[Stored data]

****************

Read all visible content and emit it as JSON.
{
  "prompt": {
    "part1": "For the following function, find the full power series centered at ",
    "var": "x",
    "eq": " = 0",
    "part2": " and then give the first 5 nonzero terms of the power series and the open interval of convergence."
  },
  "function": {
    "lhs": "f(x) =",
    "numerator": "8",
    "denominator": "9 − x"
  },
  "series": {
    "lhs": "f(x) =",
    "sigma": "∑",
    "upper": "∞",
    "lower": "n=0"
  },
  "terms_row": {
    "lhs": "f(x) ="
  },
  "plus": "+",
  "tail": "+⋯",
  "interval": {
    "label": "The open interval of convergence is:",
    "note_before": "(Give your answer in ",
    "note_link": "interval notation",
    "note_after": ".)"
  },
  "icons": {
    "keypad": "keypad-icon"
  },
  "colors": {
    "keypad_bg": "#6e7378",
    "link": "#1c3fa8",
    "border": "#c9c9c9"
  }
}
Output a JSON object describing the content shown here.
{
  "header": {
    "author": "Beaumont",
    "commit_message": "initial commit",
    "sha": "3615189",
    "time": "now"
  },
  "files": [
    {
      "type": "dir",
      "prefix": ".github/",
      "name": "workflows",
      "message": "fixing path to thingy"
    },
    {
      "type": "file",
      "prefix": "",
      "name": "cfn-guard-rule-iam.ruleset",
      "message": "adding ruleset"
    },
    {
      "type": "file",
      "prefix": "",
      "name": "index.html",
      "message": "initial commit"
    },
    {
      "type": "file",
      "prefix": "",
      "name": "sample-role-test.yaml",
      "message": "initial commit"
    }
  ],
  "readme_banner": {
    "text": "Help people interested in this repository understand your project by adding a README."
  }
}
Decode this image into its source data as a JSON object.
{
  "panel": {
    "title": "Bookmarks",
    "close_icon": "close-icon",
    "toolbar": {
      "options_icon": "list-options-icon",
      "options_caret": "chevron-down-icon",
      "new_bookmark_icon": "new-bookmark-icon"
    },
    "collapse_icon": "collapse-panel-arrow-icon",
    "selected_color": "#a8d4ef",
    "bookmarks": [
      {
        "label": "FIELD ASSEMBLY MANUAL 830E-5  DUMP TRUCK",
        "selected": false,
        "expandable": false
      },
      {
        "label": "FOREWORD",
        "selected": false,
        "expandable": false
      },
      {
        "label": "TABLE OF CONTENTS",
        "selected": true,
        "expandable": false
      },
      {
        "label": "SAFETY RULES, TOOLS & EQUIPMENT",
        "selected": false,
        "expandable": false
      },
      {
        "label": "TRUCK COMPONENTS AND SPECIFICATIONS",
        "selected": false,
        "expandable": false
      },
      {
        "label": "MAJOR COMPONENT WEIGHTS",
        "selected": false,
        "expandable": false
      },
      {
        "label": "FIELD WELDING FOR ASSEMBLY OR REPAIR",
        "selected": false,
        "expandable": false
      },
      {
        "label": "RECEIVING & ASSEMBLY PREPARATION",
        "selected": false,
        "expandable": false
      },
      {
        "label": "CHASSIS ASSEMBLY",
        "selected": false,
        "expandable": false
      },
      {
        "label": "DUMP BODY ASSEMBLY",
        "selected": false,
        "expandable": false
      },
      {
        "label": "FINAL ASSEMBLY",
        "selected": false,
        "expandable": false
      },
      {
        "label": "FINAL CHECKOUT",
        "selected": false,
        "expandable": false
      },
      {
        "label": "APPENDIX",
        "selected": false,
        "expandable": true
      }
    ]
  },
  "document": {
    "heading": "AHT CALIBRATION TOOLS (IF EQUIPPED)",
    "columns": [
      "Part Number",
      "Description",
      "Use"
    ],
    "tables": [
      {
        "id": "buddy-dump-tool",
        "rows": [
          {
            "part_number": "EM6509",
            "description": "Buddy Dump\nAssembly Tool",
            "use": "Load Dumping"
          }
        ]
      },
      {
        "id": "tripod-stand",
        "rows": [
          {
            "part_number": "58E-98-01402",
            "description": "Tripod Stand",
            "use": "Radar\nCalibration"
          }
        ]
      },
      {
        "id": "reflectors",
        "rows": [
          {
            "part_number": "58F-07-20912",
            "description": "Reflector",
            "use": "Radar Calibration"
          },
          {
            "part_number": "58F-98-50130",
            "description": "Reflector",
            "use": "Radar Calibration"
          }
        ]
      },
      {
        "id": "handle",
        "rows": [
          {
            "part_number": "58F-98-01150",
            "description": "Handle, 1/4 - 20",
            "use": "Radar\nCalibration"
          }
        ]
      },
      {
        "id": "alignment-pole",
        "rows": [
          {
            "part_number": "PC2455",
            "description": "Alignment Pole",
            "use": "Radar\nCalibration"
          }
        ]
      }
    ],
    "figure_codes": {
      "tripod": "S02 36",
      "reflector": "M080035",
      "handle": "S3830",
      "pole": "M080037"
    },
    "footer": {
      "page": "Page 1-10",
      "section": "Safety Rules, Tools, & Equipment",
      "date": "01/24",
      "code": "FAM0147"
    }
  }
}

****************

### Instructions for the task
Extract from the data every line where "series" shows up.

### Output below
    "part1": "For the following function, find the full power series centered at ",
    "part2": " and then give the first 5 nonzero terms of the power series and the open interval of convergence."
  "series": {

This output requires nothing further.